*The request*
Repeat the whole of the data, keeping every detail the same.

*Entries shown*
###
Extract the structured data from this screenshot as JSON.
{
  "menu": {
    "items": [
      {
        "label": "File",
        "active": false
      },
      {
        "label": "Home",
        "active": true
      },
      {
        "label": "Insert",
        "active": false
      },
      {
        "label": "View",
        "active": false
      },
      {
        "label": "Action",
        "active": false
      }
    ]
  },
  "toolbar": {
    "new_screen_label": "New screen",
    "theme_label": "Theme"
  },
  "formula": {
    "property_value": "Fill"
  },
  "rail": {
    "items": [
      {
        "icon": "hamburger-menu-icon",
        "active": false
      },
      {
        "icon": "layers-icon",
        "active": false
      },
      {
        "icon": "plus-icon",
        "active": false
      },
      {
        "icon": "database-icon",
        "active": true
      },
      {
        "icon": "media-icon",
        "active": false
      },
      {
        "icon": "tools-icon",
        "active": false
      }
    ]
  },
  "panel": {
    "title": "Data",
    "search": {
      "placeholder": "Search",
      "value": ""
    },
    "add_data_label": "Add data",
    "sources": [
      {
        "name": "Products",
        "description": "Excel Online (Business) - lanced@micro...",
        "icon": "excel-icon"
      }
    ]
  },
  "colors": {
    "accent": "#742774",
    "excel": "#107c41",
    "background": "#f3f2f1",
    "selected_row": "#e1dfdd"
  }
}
###
*Final answer*
Extract the structured data from this screenshot as JSON.
{
  "menu": {
    "items": [
      {
        "label": "File",
        "active": false
      },
      {
        "label": "Home",
        "active": true
      },
      {
        "label": "Insert",
        "active": false
      },
      {
        "label": "View",
        "active": false
      },
      {
        "label": "Action",
        "active": false
      }
    ]
  },
  "toolbar": {
    "new_screen_label": "New screen",
    "theme_label": "Theme"
  },
  "formula": {
    "property_value": "Fill"
  },
  "rail": {
    "items": [
      {
        "icon": "hamburger-menu-icon",
        "active": false
      },
      {
        "icon": "layers-icon",
        "active": false
      },
      {
        "icon": "plus-icon",
        "active": false
      },
      {
        "icon": "database-icon",
        "active": true
      },
      {
        "icon": "media-icon",
        "active": false
      },
      {
        "icon": "tools-icon",
        "active": false
      }
    ]
  },
  "panel": {
    "title": "Data",
    "search": {
      "placeholder": "Search",
      "value": ""
    },
    "add_data_label": "Add data",
    "sources": [
      {
        "name": "Products",
        "description": "Excel Online (Business) - lanced@micro...",
        "icon": "excel-icon"
      }
    ]
  },
  "colors": {
    "accent": "#742774",
    "excel": "#107c41",
    "background": "#f3f2f1",
    "selected_row": "#e1dfdd"
  }
}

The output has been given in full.